Given information
........
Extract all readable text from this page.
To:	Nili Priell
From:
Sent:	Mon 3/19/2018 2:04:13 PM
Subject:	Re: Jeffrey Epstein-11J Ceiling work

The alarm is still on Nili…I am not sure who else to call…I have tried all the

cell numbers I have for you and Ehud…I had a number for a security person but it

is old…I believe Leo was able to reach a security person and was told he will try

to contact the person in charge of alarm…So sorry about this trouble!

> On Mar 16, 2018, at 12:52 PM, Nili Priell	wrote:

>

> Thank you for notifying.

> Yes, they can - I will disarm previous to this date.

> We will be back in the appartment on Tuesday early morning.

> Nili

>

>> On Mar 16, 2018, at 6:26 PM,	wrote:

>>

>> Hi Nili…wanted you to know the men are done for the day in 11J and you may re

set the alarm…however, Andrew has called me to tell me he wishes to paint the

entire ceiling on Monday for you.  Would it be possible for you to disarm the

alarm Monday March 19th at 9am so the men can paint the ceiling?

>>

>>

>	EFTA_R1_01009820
........
Give back the whole listing, word for word.

Problem solution
Extract all readable text from this page.
To:	Nili Priell
From:
Sent:	Mon 3/19/2018 2:04:13 PM
Subject:	Re: Jeffrey Epstein-11J Ceiling work

The alarm is still on Nili…I am not sure who else to call…I have tried all the

cell numbers I have for you and Ehud…I had a number for a security person but it

is old…I believe Leo was able to reach a security person and was told he will try

to contact the person in charge of alarm…So sorry about this trouble!

> On Mar 16, 2018, at 12:52 PM, Nili Priell	wrote:

>

> Thank you for notifying.

> Yes, they can - I will disarm previous to this date.

> We will be back in the appartment on Tuesday early morning.

> Nili

>

>> On Mar 16, 2018, at 6:26 PM,	wrote:

>>

>> Hi Nili…wanted you to know the men are done for the day in 11J and you may re

set the alarm…however, Andrew has called me to tell me he wishes to paint the

entire ceiling on Monday for you.  Would it be possible for you to disarm the

alarm Monday March 19th at 9am so the men can paint the ceiling?

>>

>>

>	EFTA_R1_01009820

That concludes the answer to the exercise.